Given task: Some lines in the records below may hold the word "this"; give the number of those lines and nothing else.

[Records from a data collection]
☆ ☆ ☆

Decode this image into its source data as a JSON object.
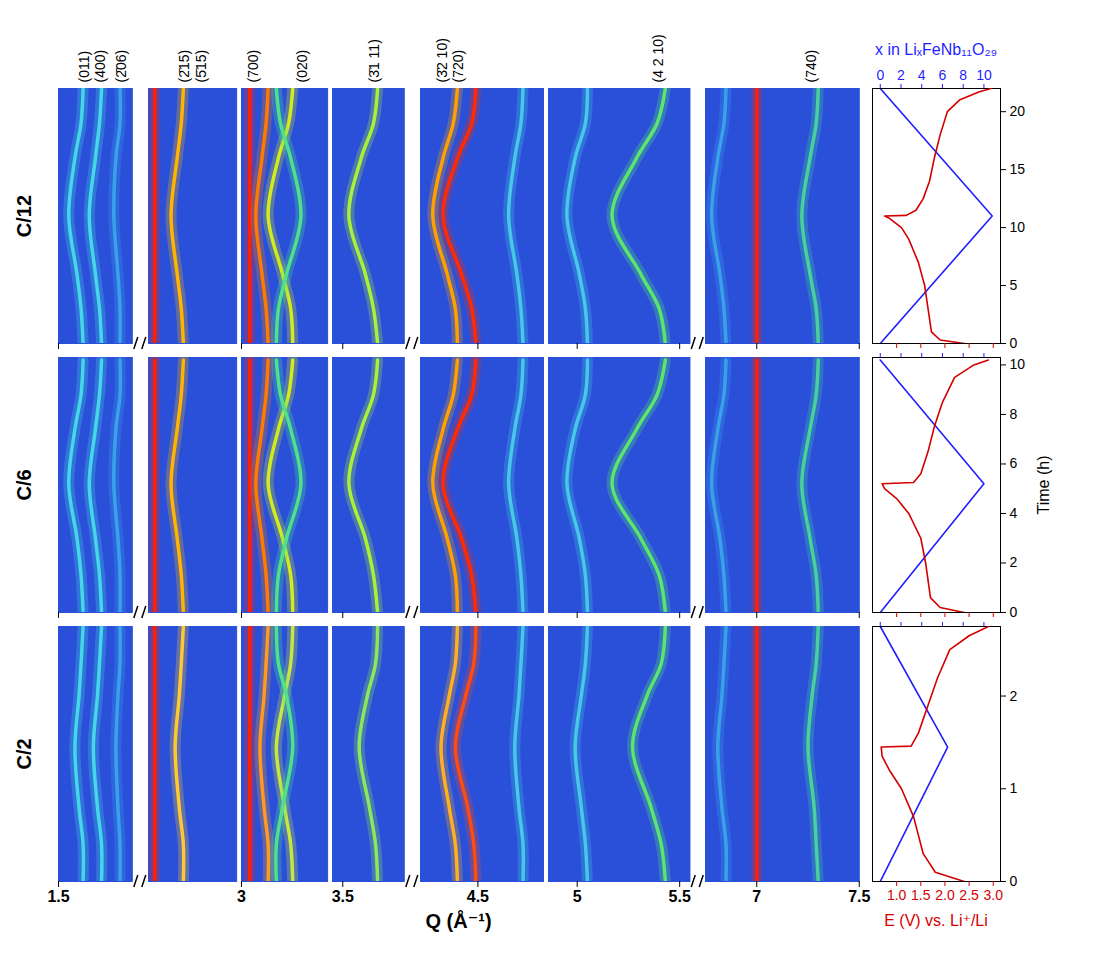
{
  "chart_data": {
    "type": "heatmap_traces",
    "xlabel": "Q (Å⁻¹)",
    "x_segments": [
      {
        "xlim": [
          1.5,
          1.86
        ],
        "xticks": [
          1.5
        ]
      },
      {
        "xlim": [
          2.55,
          2.98
        ],
        "xticks": []
      },
      {
        "xlim": [
          3.0,
          3.42
        ],
        "xticks": [
          3
        ]
      },
      {
        "xlim": [
          3.45,
          3.8
        ],
        "xticks": [
          3.5
        ]
      },
      {
        "xlim": [
          4.22,
          4.82
        ],
        "xticks": [
          4.5
        ]
      },
      {
        "xlim": [
          4.86,
          5.55
        ],
        "xticks": [
          5,
          5.5
        ]
      },
      {
        "xlim": [
          6.75,
          7.5
        ],
        "xticks": [
          7,
          7.5
        ]
      }
    ],
    "peak_labels": [
      {
        "label": "(011)",
        "q": 1.6
      },
      {
        "label": "(400)",
        "q": 1.68
      },
      {
        "label": "(2̄06)",
        "q": 1.78
      },
      {
        "label": "(2̄15)",
        "q": 2.7
      },
      {
        "label": "(5̄15)",
        "q": 2.78
      },
      {
        "label": "(700)",
        "q": 3.03
      },
      {
        "label": "(020)",
        "q": 3.27
      },
      {
        "label": "(3̄1 11)",
        "q": 3.63
      },
      {
        "label": "(3̄2 10)",
        "q": 4.3
      },
      {
        "label": "(720)",
        "q": 4.38
      },
      {
        "label": "(4 2 10)",
        "q": 5.37
      },
      {
        "label": "(740)",
        "q": 7.24
      }
    ],
    "ylabel": "Time (h)",
    "x_top": {
      "label": "x in LiₓFeNb₁₁O₂₉",
      "color": "#1f1fff",
      "xlim": [
        -0.75,
        11.6
      ],
      "xticks": [
        0,
        2,
        4,
        6,
        8,
        10
      ]
    },
    "x_bottom": {
      "label": "E (V) vs. Li⁺/Li",
      "color": "#d40000",
      "xlim": [
        0.5,
        3.15
      ],
      "xticks": [
        {
          "value": 1,
          "label": "1.0"
        },
        1.5,
        {
          "value": 2,
          "label": "2.0"
        },
        2.5,
        {
          "value": 3,
          "label": "3.0"
        }
      ]
    },
    "panels": [
      {
        "title": "C/12",
        "ylim": [
          0,
          22
        ],
        "yticks": [
          0,
          5,
          10,
          15,
          20
        ],
        "time": [
          0,
          3,
          6,
          11,
          16,
          19,
          22
        ],
        "peaks": [
          {
            "color": "#46d7e6",
            "q": [
              1.62,
              1.61,
              1.59,
              1.55,
              1.58,
              1.61,
              1.62
            ]
          },
          {
            "color": "#46d7e6",
            "q": [
              1.71,
              1.7,
              1.68,
              1.65,
              1.68,
              1.7,
              1.71
            ]
          },
          {
            "color": "#3aa0ea",
            "q": [
              1.8,
              1.8,
              1.79,
              1.77,
              1.78,
              1.8,
              1.8
            ]
          },
          {
            "color": "#ffb400",
            "q": [
              2.72,
              2.71,
              2.69,
              2.66,
              2.69,
              2.71,
              2.72
            ]
          },
          {
            "color": "#ff2000",
            "q": [
              2.58,
              2.58,
              2.58,
              2.58,
              2.58,
              2.58,
              2.58
            ]
          },
          {
            "color": "#ff2000",
            "q": [
              3.04,
              3.04,
              3.04,
              3.04,
              3.04,
              3.04,
              3.04
            ]
          },
          {
            "color": "#ff7a00",
            "q": [
              3.13,
              3.12,
              3.1,
              3.07,
              3.1,
              3.12,
              3.13
            ]
          },
          {
            "color": "#d2ea1e",
            "q": [
              3.25,
              3.24,
              3.2,
              3.13,
              3.18,
              3.23,
              3.25
            ]
          },
          {
            "color": "#4fe08c",
            "q": [
              3.17,
              3.18,
              3.22,
              3.29,
              3.24,
              3.19,
              3.17
            ]
          },
          {
            "color": "#a8f03a",
            "q": [
              3.67,
              3.65,
              3.61,
              3.53,
              3.59,
              3.65,
              3.67
            ]
          },
          {
            "color": "#ff2a00",
            "q": [
              4.49,
              4.47,
              4.42,
              4.33,
              4.4,
              4.47,
              4.49
            ]
          },
          {
            "color": "#ffa000",
            "q": [
              4.4,
              4.39,
              4.35,
              4.28,
              4.33,
              4.38,
              4.4
            ]
          },
          {
            "color": "#46c8e6",
            "q": [
              4.72,
              4.71,
              4.69,
              4.65,
              4.68,
              4.71,
              4.72
            ]
          },
          {
            "color": "#5ae66e",
            "q": [
              5.43,
              5.4,
              5.31,
              5.17,
              5.29,
              5.39,
              5.43
            ]
          },
          {
            "color": "#46c8e6",
            "q": [
              5.05,
              5.04,
              5.01,
              4.95,
              4.99,
              5.04,
              5.05
            ]
          },
          {
            "color": "#ff2000",
            "q": [
              7.0,
              7.0,
              7.0,
              7.0,
              7.0,
              7.0,
              7.0
            ]
          },
          {
            "color": "#46d29a",
            "q": [
              7.3,
              7.29,
              7.26,
              7.22,
              7.26,
              7.29,
              7.3
            ]
          },
          {
            "color": "#3aa0ea",
            "q": [
              6.85,
              6.84,
              6.82,
              6.78,
              6.81,
              6.84,
              6.85
            ]
          }
        ],
        "x_content": {
          "time": [
            0,
            11,
            22
          ],
          "values": [
            0,
            10.8,
            0
          ]
        },
        "voltage": {
          "time": [
            0,
            0.3,
            1,
            3,
            5,
            7,
            9,
            10,
            10.8,
            11,
            11.05,
            11.5,
            12.5,
            14,
            16,
            18,
            20,
            21,
            21.7,
            22
          ],
          "values": [
            2.4,
            1.9,
            1.72,
            1.65,
            1.58,
            1.45,
            1.25,
            1.1,
            0.85,
            0.75,
            1.2,
            1.4,
            1.55,
            1.68,
            1.78,
            1.9,
            2.05,
            2.3,
            2.7,
            2.95
          ]
        }
      },
      {
        "title": "C/6",
        "ylim": [
          0,
          10.3
        ],
        "yticks": [
          0,
          2,
          4,
          6,
          8,
          10
        ],
        "time": [
          0,
          1.5,
          3,
          5.2,
          7.4,
          8.8,
          10.2
        ],
        "peaks": [
          {
            "color": "#46d7e6",
            "q": [
              1.62,
              1.61,
              1.59,
              1.55,
              1.58,
              1.61,
              1.62
            ]
          },
          {
            "color": "#46d7e6",
            "q": [
              1.71,
              1.7,
              1.68,
              1.65,
              1.68,
              1.7,
              1.71
            ]
          },
          {
            "color": "#3aa0ea",
            "q": [
              1.8,
              1.8,
              1.79,
              1.77,
              1.78,
              1.8,
              1.8
            ]
          },
          {
            "color": "#ffb400",
            "q": [
              2.72,
              2.71,
              2.69,
              2.66,
              2.69,
              2.71,
              2.72
            ]
          },
          {
            "color": "#ff2000",
            "q": [
              2.58,
              2.58,
              2.58,
              2.58,
              2.58,
              2.58,
              2.58
            ]
          },
          {
            "color": "#ff2000",
            "q": [
              3.04,
              3.04,
              3.04,
              3.04,
              3.04,
              3.04,
              3.04
            ]
          },
          {
            "color": "#ff7a00",
            "q": [
              3.13,
              3.12,
              3.1,
              3.07,
              3.1,
              3.12,
              3.13
            ]
          },
          {
            "color": "#d2ea1e",
            "q": [
              3.25,
              3.24,
              3.2,
              3.13,
              3.18,
              3.23,
              3.25
            ]
          },
          {
            "color": "#4fe08c",
            "q": [
              3.17,
              3.18,
              3.22,
              3.29,
              3.24,
              3.19,
              3.17
            ]
          },
          {
            "color": "#a8f03a",
            "q": [
              3.67,
              3.65,
              3.61,
              3.53,
              3.59,
              3.65,
              3.67
            ]
          },
          {
            "color": "#ff2a00",
            "q": [
              4.49,
              4.47,
              4.42,
              4.33,
              4.4,
              4.47,
              4.49
            ]
          },
          {
            "color": "#ffa000",
            "q": [
              4.4,
              4.39,
              4.35,
              4.28,
              4.33,
              4.38,
              4.4
            ]
          },
          {
            "color": "#46c8e6",
            "q": [
              4.72,
              4.71,
              4.69,
              4.65,
              4.68,
              4.71,
              4.72
            ]
          },
          {
            "color": "#5ae66e",
            "q": [
              5.43,
              5.4,
              5.31,
              5.17,
              5.29,
              5.39,
              5.43
            ]
          },
          {
            "color": "#46c8e6",
            "q": [
              5.05,
              5.04,
              5.01,
              4.95,
              4.99,
              5.04,
              5.05
            ]
          },
          {
            "color": "#ff2000",
            "q": [
              7.0,
              7.0,
              7.0,
              7.0,
              7.0,
              7.0,
              7.0
            ]
          },
          {
            "color": "#46d29a",
            "q": [
              7.3,
              7.29,
              7.26,
              7.22,
              7.26,
              7.29,
              7.3
            ]
          },
          {
            "color": "#3aa0ea",
            "q": [
              6.85,
              6.84,
              6.82,
              6.78,
              6.81,
              6.84,
              6.85
            ]
          }
        ],
        "x_content": {
          "time": [
            0,
            5.2,
            10.2
          ],
          "values": [
            0,
            10.0,
            0
          ]
        },
        "voltage": {
          "time": [
            0,
            0.2,
            0.6,
            2,
            3,
            4,
            4.6,
            5,
            5.2,
            5.25,
            5.6,
            6.5,
            7.5,
            8.5,
            9.5,
            10,
            10.2
          ],
          "values": [
            2.4,
            1.9,
            1.7,
            1.6,
            1.5,
            1.25,
            1.0,
            0.75,
            0.7,
            1.35,
            1.5,
            1.65,
            1.78,
            1.95,
            2.2,
            2.6,
            2.9
          ]
        }
      },
      {
        "title": "C/2",
        "ylim": [
          0,
          2.75
        ],
        "yticks": [
          0,
          1,
          2
        ],
        "time": [
          0,
          0.4,
          0.8,
          1.45,
          2.0,
          2.35,
          2.75
        ],
        "peaks": [
          {
            "color": "#46d7e6",
            "q": [
              1.62,
              1.62,
              1.6,
              1.58,
              1.6,
              1.61,
              1.62
            ]
          },
          {
            "color": "#46d7e6",
            "q": [
              1.71,
              1.71,
              1.69,
              1.67,
              1.69,
              1.7,
              1.71
            ]
          },
          {
            "color": "#3aa0ea",
            "q": [
              1.8,
              1.8,
              1.79,
              1.78,
              1.79,
              1.8,
              1.8
            ]
          },
          {
            "color": "#ffc830",
            "q": [
              2.72,
              2.72,
              2.7,
              2.68,
              2.7,
              2.71,
              2.72
            ]
          },
          {
            "color": "#ff2000",
            "q": [
              2.58,
              2.58,
              2.58,
              2.58,
              2.58,
              2.58,
              2.58
            ]
          },
          {
            "color": "#ff2000",
            "q": [
              3.04,
              3.04,
              3.04,
              3.04,
              3.04,
              3.04,
              3.04
            ]
          },
          {
            "color": "#ff9a20",
            "q": [
              3.13,
              3.13,
              3.11,
              3.09,
              3.11,
              3.12,
              3.13
            ]
          },
          {
            "color": "#c8e640",
            "q": [
              3.25,
              3.24,
              3.21,
              3.17,
              3.21,
              3.24,
              3.25
            ]
          },
          {
            "color": "#4fe08c",
            "q": [
              3.17,
              3.17,
              3.2,
              3.25,
              3.22,
              3.18,
              3.17
            ]
          },
          {
            "color": "#8ce85a",
            "q": [
              3.67,
              3.66,
              3.63,
              3.58,
              3.62,
              3.66,
              3.67
            ]
          },
          {
            "color": "#ff4a10",
            "q": [
              4.49,
              4.48,
              4.45,
              4.39,
              4.44,
              4.48,
              4.49
            ]
          },
          {
            "color": "#ffb020",
            "q": [
              4.4,
              4.39,
              4.36,
              4.32,
              4.36,
              4.39,
              4.4
            ]
          },
          {
            "color": "#46c8e6",
            "q": [
              4.72,
              4.72,
              4.7,
              4.68,
              4.7,
              4.71,
              4.72
            ]
          },
          {
            "color": "#5ae66e",
            "q": [
              5.43,
              5.41,
              5.36,
              5.27,
              5.34,
              5.41,
              5.43
            ]
          },
          {
            "color": "#46c8e6",
            "q": [
              5.05,
              5.04,
              5.02,
              4.99,
              5.02,
              5.04,
              5.05
            ]
          },
          {
            "color": "#ff2000",
            "q": [
              7.0,
              7.0,
              7.0,
              7.0,
              7.0,
              7.0,
              7.0
            ]
          },
          {
            "color": "#46d29a",
            "q": [
              7.3,
              7.29,
              7.28,
              7.25,
              7.27,
              7.29,
              7.3
            ]
          },
          {
            "color": "#3aa0ea",
            "q": [
              6.85,
              6.85,
              6.83,
              6.81,
              6.83,
              6.84,
              6.85
            ]
          }
        ],
        "x_content": {
          "time": [
            0,
            1.45,
            2.75
          ],
          "values": [
            0,
            6.5,
            0
          ]
        },
        "voltage": {
          "time": [
            0,
            0.1,
            0.3,
            0.7,
            1.0,
            1.2,
            1.35,
            1.45,
            1.46,
            1.6,
            1.9,
            2.2,
            2.5,
            2.65,
            2.75
          ],
          "values": [
            2.4,
            1.8,
            1.55,
            1.35,
            1.1,
            0.85,
            0.7,
            0.68,
            1.3,
            1.45,
            1.65,
            1.85,
            2.1,
            2.5,
            2.9
          ]
        }
      }
    ]
  }
}
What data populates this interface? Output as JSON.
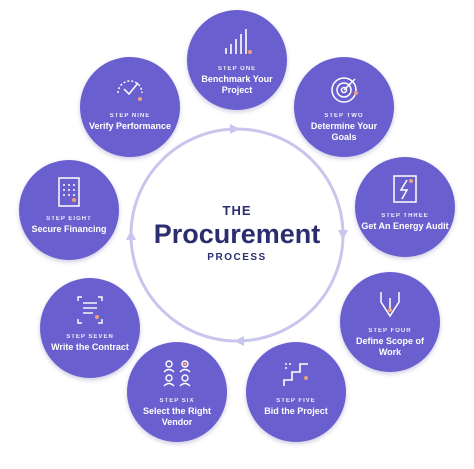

☆ ☆ ☆

Worked answer: 2